Heute engagiert sich Moreno mit der Organisation Movimiento Barrios en Lucha (MBL) genau dort: in jenen Vierteln, in denen staatliche Präsenz längst fehlt. Schon vor sechs Jahren, erzählt Moreno, begannen sich staatliche Institutionen systematisch aus den gefährdetsten Vierteln zurückzuziehen – Kindertagesstätten, Gesundheitszentren, selbst die kommunale Polizei verschwanden nach und nach. Zurück blieben Unsicherheit, Perspektivlosigkeit – und die Menschen selbst.

Minderjährige werden instrumentalisiert

Besonders betroffen sind Kinder und Jugendliche aus marginalisierten Stadtteilen. Wer jung ist und nicht selbst zum Opfer wird, läuft Gefahr, von Drogenbanden rekrutiert zu werden – als Kuriere, Boten oder sogar für Auftragsmorde. Auch die sexuelle Ausbeutung junger Mädchen und Frauen nimmt zu. Viele Eltern fliehen, um ihre Kinder davor zu schützen. Das Comité Permanente de Derechos Humanos (CDH) warnt vor der zunehmenden Instrumentalisierung Minderjähriger durch kriminelle Gruppen.

»Die Rekrutierung erfolgt nicht nur durch Zwang, sondern auch im Rahmen einer Überlebensökonomie. Die Jugendlichen sind nicht das Problem – sie sind ein Symptom eines Staates, der sie im Stich gelassen hat. Das organisierte Verbrechen erkennt und nutzt institutionelle Lücken sehr genau«, sagt Billy Navarrete, Sprecher des CDH.

Dort, wo dringend Auswege aus der Gewaltspirale gebraucht werden, organisiert Moreno mit dem MBL kulturelle und handwerkliche Projekte – darunter die Batucada Popular, ein Trommelensemble, das Jugendlichen Raum für Ausdruck und Gemeinschaft bietet. Oder selbstverwaltete Textilwerkstätten, die alleinerziehenden Frauen ein eigenes Einkommen ermöglichen. So entstehen Orte des Widerstands – für Menschen, die die Gewalt nicht einfach hinnehmen wollen.

Doch selbst diese Projekte stoßen an die Grenzen einer Realität, in der Gewalt das Leben bestimmt. Zuletzt gerieten zwei Mitglieder der Batucada, Mikel Mesías Gutiérrez (13) und Dylan Saa (13), in ein Schussgefecht rivalisierender Banden. In Flor de Bastión, dem Ort des Geschehens, ist das für viele Schwarze Jugendliche kein Ausnahmefall, sondern bittere Alltagserfahrung. Wie extrem die Gewalt ist, zeigt sich exemplarisch in diesem Viertel, einem der Brennpunkte in Guayaquil: Allein im Mai 2025 wurden dort innerhalb weniger Tage über 30 Menschen bei Auseinandersetzungen zwischen verfeindeten Banden getötet.

──────────

AUFGABENSTELLUNG =>
Beantworten Sie anhand des Textes folgende Fragen:
1. Welche staatlichen Einrichtungen verschwanden laut Moreno nach und nach aus den gefährdetsten Vierteln?
2. Welche Funktion hat Billy Navarrete?
3. Wie viele Menschen wurden im Mai 2025 innerhalb weniger Tage in Flor de Bastión bei Auseinandersetzungen zwischen verfeindeten Banden getötet?

──────────

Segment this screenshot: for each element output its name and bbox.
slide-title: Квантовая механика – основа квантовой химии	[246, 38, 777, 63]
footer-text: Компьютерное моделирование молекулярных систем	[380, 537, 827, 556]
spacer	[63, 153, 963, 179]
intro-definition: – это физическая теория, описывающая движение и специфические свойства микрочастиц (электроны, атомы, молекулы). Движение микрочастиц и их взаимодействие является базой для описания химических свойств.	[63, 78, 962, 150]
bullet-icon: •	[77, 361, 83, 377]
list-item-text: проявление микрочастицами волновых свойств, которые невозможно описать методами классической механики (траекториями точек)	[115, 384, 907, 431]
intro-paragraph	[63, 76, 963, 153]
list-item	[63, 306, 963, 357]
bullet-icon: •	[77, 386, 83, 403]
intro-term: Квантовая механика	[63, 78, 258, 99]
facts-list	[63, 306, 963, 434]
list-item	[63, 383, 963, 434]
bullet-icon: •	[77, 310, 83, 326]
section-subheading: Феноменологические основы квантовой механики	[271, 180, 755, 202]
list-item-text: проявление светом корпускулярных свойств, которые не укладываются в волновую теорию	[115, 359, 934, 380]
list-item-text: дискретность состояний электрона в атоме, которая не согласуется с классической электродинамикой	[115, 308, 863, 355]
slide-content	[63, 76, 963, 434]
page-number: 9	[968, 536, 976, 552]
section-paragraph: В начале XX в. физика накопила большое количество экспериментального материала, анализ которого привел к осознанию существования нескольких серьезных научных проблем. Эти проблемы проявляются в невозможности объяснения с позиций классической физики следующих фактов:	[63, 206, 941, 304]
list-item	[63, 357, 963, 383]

──────────

ERWARTETE ANTWORT =>
1. Kindertagesstätten, Gesundheitszentren und selbst die kommunale Polizei.
2. Er ist Sprecher des Comité Permanente de Derechos Humanos (CDH).
3. Über 30 Menschen.